### EXERCISE DIRECTIONS
Of the lines in the entries, how many hold the word "color"? Give that number alone.

** Begin DATA EXTRACT **

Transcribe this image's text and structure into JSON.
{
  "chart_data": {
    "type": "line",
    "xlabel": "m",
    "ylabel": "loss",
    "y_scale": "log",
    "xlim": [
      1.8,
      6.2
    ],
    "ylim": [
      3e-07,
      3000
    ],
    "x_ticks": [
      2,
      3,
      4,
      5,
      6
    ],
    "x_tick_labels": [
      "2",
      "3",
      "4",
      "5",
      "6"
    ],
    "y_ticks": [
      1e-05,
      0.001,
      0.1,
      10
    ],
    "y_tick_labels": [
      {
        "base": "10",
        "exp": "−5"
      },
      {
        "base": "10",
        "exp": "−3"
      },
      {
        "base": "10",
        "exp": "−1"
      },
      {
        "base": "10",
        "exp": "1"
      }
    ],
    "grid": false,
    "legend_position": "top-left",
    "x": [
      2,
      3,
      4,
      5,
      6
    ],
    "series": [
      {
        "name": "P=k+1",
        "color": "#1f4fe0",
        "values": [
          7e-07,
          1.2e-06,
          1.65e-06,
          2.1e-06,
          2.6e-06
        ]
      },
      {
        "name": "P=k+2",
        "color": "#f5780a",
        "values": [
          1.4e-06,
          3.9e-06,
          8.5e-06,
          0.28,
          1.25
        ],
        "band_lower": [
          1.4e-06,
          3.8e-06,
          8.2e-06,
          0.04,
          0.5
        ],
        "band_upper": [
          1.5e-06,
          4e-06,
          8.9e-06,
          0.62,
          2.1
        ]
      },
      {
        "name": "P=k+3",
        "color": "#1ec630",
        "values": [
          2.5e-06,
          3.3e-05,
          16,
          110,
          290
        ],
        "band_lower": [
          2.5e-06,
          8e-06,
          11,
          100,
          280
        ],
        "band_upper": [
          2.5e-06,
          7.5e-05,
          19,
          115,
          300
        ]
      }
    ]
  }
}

** End DATA EXTRACT **

### RESPONSE TO THIS TASK
3